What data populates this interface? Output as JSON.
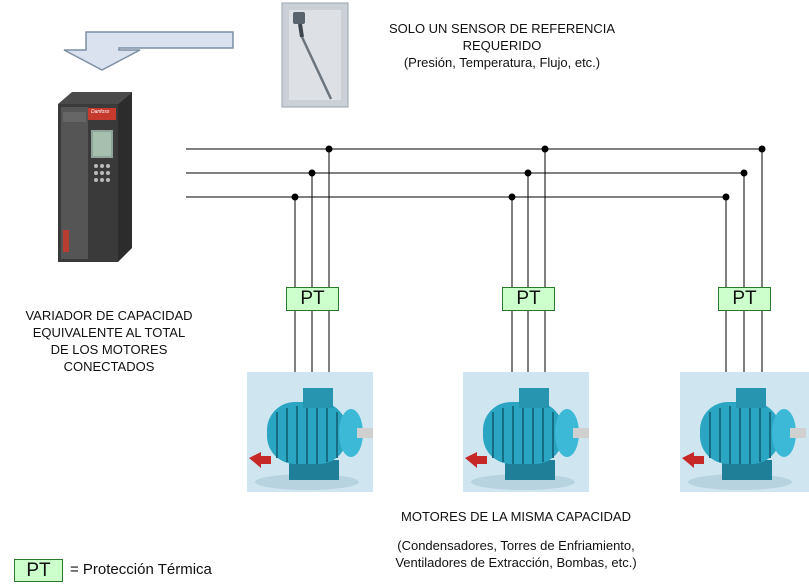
{
  "sensor_caption": {
    "line1": "SOLO UN SENSOR DE REFERENCIA",
    "line2": "REQUERIDO",
    "line3": "(Presión, Temperatura, Flujo, etc.)"
  },
  "drive_caption": {
    "line1": "VARIADOR DE CAPACIDAD",
    "line2": "EQUIVALENTE AL TOTAL",
    "line3": "DE LOS MOTORES",
    "line4": "CONECTADOS"
  },
  "drive_brand": "Danfoss",
  "pt_label": "PT",
  "motors_caption": {
    "title": "MOTORES DE LA MISMA CAPACIDAD",
    "line1": "(Condensadores, Torres de Enfriamiento,",
    "line2": "Ventiladores de Extracción, Bombas, etc.)"
  },
  "legend": {
    "box_label": "PT",
    "text": "= Protección Térmica"
  },
  "colors": {
    "pt_fill": "#ccffcc",
    "arrow_fill": "#d9e2ee",
    "motor_body": "#2aa6c3",
    "motor_bg": "#cfe6f0"
  }
}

────────────────────

WRITTEN TASK: Filter the listing for the word "CAPACIDAD" and copy every line that holds it.

RESPONSE:
    "line1": "VARIADOR DE CAPACIDAD",
    "title": "MOTORES DE LA MISMA CAPACIDAD",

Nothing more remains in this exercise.